*** RECORD LIST

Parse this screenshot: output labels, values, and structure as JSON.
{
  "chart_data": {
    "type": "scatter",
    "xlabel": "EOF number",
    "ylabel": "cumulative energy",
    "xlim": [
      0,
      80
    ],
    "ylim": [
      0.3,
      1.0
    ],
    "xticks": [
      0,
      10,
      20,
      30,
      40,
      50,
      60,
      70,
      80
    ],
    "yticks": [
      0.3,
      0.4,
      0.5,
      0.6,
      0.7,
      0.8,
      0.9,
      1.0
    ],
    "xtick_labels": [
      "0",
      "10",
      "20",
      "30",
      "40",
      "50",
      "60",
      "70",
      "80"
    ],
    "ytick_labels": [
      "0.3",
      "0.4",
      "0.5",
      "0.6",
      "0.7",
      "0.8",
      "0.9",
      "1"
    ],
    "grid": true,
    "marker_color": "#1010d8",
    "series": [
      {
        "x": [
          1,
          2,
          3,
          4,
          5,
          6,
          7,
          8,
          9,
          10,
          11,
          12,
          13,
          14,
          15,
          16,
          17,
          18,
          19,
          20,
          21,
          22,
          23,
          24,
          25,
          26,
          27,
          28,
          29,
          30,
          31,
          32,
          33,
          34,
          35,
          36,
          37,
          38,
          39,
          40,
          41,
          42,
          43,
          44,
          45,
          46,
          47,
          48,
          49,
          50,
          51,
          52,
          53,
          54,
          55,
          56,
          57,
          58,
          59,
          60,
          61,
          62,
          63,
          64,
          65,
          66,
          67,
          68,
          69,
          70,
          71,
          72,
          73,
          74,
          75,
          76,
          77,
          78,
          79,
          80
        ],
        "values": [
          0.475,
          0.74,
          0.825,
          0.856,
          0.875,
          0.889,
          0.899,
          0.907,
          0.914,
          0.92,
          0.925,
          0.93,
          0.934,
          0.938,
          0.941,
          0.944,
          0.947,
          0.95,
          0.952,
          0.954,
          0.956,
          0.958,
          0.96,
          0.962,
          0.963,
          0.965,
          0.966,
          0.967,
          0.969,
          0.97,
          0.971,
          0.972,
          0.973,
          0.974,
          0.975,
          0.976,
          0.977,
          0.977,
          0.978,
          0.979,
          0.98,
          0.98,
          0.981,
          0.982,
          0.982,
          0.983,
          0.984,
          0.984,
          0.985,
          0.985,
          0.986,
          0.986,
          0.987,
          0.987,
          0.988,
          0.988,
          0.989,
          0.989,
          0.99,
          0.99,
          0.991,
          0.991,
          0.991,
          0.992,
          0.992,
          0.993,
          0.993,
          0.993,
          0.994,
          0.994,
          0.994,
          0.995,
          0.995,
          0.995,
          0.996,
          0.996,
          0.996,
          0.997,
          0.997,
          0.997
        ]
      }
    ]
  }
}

******

GIVEN EXERCISE
Go through the material above and count the lines that include "values". Give the number alone.

CORRECT RESULT
2